[Extracted records]
■ ■ ■ ■

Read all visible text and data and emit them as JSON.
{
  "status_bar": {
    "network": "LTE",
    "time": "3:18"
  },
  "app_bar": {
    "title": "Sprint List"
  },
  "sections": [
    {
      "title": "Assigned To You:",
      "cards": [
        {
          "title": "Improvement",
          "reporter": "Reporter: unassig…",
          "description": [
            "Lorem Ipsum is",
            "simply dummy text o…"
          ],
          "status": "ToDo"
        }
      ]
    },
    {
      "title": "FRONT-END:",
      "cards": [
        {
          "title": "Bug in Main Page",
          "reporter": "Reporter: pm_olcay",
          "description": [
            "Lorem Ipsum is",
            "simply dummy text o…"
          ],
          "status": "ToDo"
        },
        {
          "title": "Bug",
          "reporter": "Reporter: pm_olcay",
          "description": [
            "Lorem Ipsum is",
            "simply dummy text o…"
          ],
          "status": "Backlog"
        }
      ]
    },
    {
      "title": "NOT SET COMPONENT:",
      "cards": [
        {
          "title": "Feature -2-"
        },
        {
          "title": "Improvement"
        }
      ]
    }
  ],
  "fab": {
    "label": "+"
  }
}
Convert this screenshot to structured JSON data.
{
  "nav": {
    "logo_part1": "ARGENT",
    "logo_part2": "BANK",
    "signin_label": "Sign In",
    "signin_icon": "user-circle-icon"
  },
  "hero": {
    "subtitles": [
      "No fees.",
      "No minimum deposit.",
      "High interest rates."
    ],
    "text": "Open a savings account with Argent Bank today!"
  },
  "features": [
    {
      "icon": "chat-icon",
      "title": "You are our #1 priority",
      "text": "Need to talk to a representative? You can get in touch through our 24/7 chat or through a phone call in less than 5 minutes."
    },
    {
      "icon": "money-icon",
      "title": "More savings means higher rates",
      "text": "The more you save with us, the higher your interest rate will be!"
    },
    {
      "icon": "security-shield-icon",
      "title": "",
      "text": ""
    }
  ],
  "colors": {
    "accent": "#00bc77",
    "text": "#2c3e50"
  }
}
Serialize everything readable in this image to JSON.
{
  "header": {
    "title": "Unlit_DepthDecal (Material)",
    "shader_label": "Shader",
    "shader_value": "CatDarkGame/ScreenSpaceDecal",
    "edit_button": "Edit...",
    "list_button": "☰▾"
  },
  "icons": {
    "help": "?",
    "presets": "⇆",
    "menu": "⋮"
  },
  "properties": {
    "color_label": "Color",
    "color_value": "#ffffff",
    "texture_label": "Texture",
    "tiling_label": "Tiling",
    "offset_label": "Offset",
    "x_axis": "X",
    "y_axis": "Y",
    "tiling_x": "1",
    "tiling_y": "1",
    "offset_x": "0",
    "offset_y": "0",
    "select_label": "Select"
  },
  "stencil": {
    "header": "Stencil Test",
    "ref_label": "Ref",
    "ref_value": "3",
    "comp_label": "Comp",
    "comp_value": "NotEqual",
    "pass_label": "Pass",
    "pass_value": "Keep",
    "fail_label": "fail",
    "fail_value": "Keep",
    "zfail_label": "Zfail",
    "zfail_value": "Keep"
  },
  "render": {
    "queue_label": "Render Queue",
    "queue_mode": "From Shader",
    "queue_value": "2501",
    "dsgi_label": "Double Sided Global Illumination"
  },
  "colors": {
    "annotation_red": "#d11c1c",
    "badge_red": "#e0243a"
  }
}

■ ■ ■ ■

Gather from the records above every line containing the string "savings".

    "text": "Open a savings account with Argent Bank today!"
      "title": "More savings means higher rates",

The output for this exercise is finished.